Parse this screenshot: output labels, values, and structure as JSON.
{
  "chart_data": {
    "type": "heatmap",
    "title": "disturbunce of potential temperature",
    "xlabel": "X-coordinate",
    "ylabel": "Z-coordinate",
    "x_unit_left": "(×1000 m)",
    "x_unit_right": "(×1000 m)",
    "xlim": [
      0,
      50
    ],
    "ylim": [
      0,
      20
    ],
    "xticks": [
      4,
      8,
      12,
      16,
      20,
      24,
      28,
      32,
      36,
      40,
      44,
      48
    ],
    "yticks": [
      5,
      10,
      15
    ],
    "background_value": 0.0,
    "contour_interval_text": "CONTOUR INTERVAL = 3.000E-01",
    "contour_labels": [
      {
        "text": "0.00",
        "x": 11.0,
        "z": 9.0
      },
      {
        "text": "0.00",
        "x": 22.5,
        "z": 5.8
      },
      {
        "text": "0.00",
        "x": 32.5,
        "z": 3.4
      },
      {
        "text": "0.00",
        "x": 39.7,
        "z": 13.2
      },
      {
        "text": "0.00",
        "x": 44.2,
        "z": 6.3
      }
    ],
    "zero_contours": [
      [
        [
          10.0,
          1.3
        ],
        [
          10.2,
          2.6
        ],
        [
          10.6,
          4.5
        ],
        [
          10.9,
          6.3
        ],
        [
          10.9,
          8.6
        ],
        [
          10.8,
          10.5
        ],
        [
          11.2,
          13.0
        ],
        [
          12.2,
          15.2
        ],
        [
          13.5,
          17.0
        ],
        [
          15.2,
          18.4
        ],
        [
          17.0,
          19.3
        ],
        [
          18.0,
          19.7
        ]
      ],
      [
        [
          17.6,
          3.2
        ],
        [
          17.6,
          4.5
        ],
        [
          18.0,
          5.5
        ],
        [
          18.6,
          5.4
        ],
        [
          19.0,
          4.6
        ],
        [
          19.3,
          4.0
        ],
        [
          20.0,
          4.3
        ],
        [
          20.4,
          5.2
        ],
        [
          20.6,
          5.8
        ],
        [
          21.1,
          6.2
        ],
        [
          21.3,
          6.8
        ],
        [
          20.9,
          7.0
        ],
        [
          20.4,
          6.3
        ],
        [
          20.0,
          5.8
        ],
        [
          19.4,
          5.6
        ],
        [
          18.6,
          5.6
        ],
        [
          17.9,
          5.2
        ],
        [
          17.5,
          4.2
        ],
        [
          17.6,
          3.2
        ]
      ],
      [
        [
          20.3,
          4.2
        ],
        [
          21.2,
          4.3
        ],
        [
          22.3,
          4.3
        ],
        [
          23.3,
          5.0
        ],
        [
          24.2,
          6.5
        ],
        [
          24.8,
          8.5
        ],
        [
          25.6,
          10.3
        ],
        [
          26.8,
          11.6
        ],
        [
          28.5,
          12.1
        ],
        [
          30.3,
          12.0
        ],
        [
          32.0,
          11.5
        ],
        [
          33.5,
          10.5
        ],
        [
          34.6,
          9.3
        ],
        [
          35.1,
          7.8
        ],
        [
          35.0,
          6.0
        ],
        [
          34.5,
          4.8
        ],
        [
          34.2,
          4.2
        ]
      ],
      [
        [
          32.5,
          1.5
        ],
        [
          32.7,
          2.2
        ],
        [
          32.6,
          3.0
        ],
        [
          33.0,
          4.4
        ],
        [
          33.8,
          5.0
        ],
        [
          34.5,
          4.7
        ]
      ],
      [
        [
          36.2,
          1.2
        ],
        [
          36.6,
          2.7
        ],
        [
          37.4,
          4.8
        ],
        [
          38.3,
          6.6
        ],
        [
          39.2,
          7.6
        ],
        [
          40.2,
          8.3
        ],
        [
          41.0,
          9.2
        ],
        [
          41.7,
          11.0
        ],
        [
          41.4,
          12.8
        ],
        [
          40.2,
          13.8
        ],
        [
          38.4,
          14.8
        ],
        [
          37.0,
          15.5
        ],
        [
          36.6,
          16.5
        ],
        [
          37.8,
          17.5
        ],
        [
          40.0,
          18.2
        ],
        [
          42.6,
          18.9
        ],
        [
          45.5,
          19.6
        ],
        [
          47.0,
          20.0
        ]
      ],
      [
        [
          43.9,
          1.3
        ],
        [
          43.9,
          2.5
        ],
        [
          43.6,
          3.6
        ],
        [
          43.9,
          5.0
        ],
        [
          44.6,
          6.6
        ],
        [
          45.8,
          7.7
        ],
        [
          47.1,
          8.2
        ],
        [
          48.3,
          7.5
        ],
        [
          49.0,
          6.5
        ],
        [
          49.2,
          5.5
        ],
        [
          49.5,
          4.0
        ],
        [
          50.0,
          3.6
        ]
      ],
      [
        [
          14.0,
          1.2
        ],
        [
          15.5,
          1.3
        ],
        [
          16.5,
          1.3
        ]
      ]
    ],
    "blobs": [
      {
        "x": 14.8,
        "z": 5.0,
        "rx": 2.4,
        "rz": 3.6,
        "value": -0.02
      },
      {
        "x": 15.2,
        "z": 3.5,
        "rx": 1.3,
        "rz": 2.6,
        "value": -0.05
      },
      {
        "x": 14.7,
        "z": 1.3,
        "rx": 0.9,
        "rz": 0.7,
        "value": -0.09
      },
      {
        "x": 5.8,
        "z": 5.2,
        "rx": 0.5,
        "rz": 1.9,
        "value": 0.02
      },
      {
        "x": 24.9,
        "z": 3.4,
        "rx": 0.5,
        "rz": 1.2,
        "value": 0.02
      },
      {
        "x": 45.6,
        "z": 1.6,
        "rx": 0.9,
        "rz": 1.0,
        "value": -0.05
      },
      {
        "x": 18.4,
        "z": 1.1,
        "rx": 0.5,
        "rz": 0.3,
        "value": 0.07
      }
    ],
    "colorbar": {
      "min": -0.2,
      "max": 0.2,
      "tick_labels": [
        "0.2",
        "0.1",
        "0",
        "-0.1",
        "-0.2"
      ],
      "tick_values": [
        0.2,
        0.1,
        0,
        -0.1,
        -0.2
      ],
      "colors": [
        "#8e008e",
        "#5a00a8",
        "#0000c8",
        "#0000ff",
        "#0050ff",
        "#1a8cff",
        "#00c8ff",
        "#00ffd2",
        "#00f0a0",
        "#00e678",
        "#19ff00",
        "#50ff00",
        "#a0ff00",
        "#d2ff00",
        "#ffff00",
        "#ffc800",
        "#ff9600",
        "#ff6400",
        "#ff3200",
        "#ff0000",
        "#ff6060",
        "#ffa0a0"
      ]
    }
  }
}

☆ ☆ ☆

Transcribe the full listing above without leaving anything out.

Task output -
Parse this screenshot: output labels, values, and structure as JSON.
{
  "chart_data": {
    "type": "heatmap",
    "title": "disturbunce of potential temperature",
    "xlabel": "X-coordinate",
    "ylabel": "Z-coordinate",
    "x_unit_left": "(×1000 m)",
    "x_unit_right": "(×1000 m)",
    "xlim": [
      0,
      50
    ],
    "ylim": [
      0,
      20
    ],
    "xticks": [
      4,
      8,
      12,
      16,
      20,
      24,
      28,
      32,
      36,
      40,
      44,
      48
    ],
    "yticks": [
      5,
      10,
      15
    ],
    "background_value": 0.0,
    "contour_interval_text": "CONTOUR INTERVAL = 3.000E-01",
    "contour_labels": [
      {
        "text": "0.00",
        "x": 11.0,
        "z": 9.0
      },
      {
        "text": "0.00",
        "x": 22.5,
        "z": 5.8
      },
      {
        "text": "0.00",
        "x": 32.5,
        "z": 3.4
      },
      {
        "text": "0.00",
        "x": 39.7,
        "z": 13.2
      },
      {
        "text": "0.00",
        "x": 44.2,
        "z": 6.3
      }
    ],
    "zero_contours": [
      [
        [
          10.0,
          1.3
        ],
        [
          10.2,
          2.6
        ],
        [
          10.6,
          4.5
        ],
        [
          10.9,
          6.3
        ],
        [
          10.9,
          8.6
        ],
        [
          10.8,
          10.5
        ],
        [
          11.2,
          13.0
        ],
        [
          12.2,
          15.2
        ],
        [
          13.5,
          17.0
        ],
        [
          15.2,
          18.4
        ],
        [
          17.0,
          19.3
        ],
        [
          18.0,
          19.7
        ]
      ],
      [
        [
          17.6,
          3.2
        ],
        [
          17.6,
          4.5
        ],
        [
          18.0,
          5.5
        ],
        [
          18.6,
          5.4
        ],
        [
          19.0,
          4.6
        ],
        [
          19.3,
          4.0
        ],
        [
          20.0,
          4.3
        ],
        [
          20.4,
          5.2
        ],
        [
          20.6,
          5.8
        ],
        [
          21.1,
          6.2
        ],
        [
          21.3,
          6.8
        ],
        [
          20.9,
          7.0
        ],
        [
          20.4,
          6.3
        ],
        [
          20.0,
          5.8
        ],
        [
          19.4,
          5.6
        ],
        [
          18.6,
          5.6
        ],
        [
          17.9,
          5.2
        ],
        [
          17.5,
          4.2
        ],
        [
          17.6,
          3.2
        ]
      ],
      [
        [
          20.3,
          4.2
        ],
        [
          21.2,
          4.3
        ],
        [
          22.3,
          4.3
        ],
        [
          23.3,
          5.0
        ],
        [
          24.2,
          6.5
        ],
        [
          24.8,
          8.5
        ],
        [
          25.6,
          10.3
        ],
        [
          26.8,
          11.6
        ],
        [
          28.5,
          12.1
        ],
        [
          30.3,
          12.0
        ],
        [
          32.0,
          11.5
        ],
        [
          33.5,
          10.5
        ],
        [
          34.6,
          9.3
        ],
        [
          35.1,
          7.8
        ],
        [
          35.0,
          6.0
        ],
        [
          34.5,
          4.8
        ],
        [
          34.2,
          4.2
        ]
      ],
      [
        [
          32.5,
          1.5
        ],
        [
          32.7,
          2.2
        ],
        [
          32.6,
          3.0
        ],
        [
          33.0,
          4.4
        ],
        [
          33.8,
          5.0
        ],
        [
          34.5,
          4.7
        ]
      ],
      [
        [
          36.2,
          1.2
        ],
        [
          36.6,
          2.7
        ],
        [
          37.4,
          4.8
        ],
        [
          38.3,
          6.6
        ],
        [
          39.2,
          7.6
        ],
        [
          40.2,
          8.3
        ],
        [
          41.0,
          9.2
        ],
        [
          41.7,
          11.0
        ],
        [
          41.4,
          12.8
        ],
        [
          40.2,
          13.8
        ],
        [
          38.4,
          14.8
        ],
        [
          37.0,
          15.5
        ],
        [
          36.6,
          16.5
        ],
        [
          37.8,
          17.5
        ],
        [
          40.0,
          18.2
        ],
        [
          42.6,
          18.9
        ],
        [
          45.5,
          19.6
        ],
        [
          47.0,
          20.0
        ]
      ],
      [
        [
          43.9,
          1.3
        ],
        [
          43.9,
          2.5
        ],
        [
          43.6,
          3.6
        ],
        [
          43.9,
          5.0
        ],
        [
          44.6,
          6.6
        ],
        [
          45.8,
          7.7
        ],
        [
          47.1,
          8.2
        ],
        [
          48.3,
          7.5
        ],
        [
          49.0,
          6.5
        ],
        [
          49.2,
          5.5
        ],
        [
          49.5,
          4.0
        ],
        [
          50.0,
          3.6
        ]
      ],
      [
        [
          14.0,
          1.2
        ],
        [
          15.5,
          1.3
        ],
        [
          16.5,
          1.3
        ]
      ]
    ],
    "blobs": [
      {
        "x": 14.8,
        "z": 5.0,
        "rx": 2.4,
        "rz": 3.6,
        "value": -0.02
      },
      {
        "x": 15.2,
        "z": 3.5,
        "rx": 1.3,
        "rz": 2.6,
        "value": -0.05
      },
      {
        "x": 14.7,
        "z": 1.3,
        "rx": 0.9,
        "rz": 0.7,
        "value": -0.09
      },
      {
        "x": 5.8,
        "z": 5.2,
        "rx": 0.5,
        "rz": 1.9,
        "value": 0.02
      },
      {
        "x": 24.9,
        "z": 3.4,
        "rx": 0.5,
        "rz": 1.2,
        "value": 0.02
      },
      {
        "x": 45.6,
        "z": 1.6,
        "rx": 0.9,
        "rz": 1.0,
        "value": -0.05
      },
      {
        "x": 18.4,
        "z": 1.1,
        "rx": 0.5,
        "rz": 0.3,
        "value": 0.07
      }
    ],
    "colorbar": {
      "min": -0.2,
      "max": 0.2,
      "tick_labels": [
        "0.2",
        "0.1",
        "0",
        "-0.1",
        "-0.2"
      ],
      "tick_values": [
        0.2,
        0.1,
        0,
        -0.1,
        -0.2
      ],
      "colors": [
        "#8e008e",
        "#5a00a8",
        "#0000c8",
        "#0000ff",
        "#0050ff",
        "#1a8cff",
        "#00c8ff",
        "#00ffd2",
        "#00f0a0",
        "#00e678",
        "#19ff00",
        "#50ff00",
        "#a0ff00",
        "#d2ff00",
        "#ffff00",
        "#ffc800",
        "#ff9600",
        "#ff6400",
        "#ff3200",
        "#ff0000",
        "#ff6060",
        "#ffa0a0"
      ]
    }
  }
}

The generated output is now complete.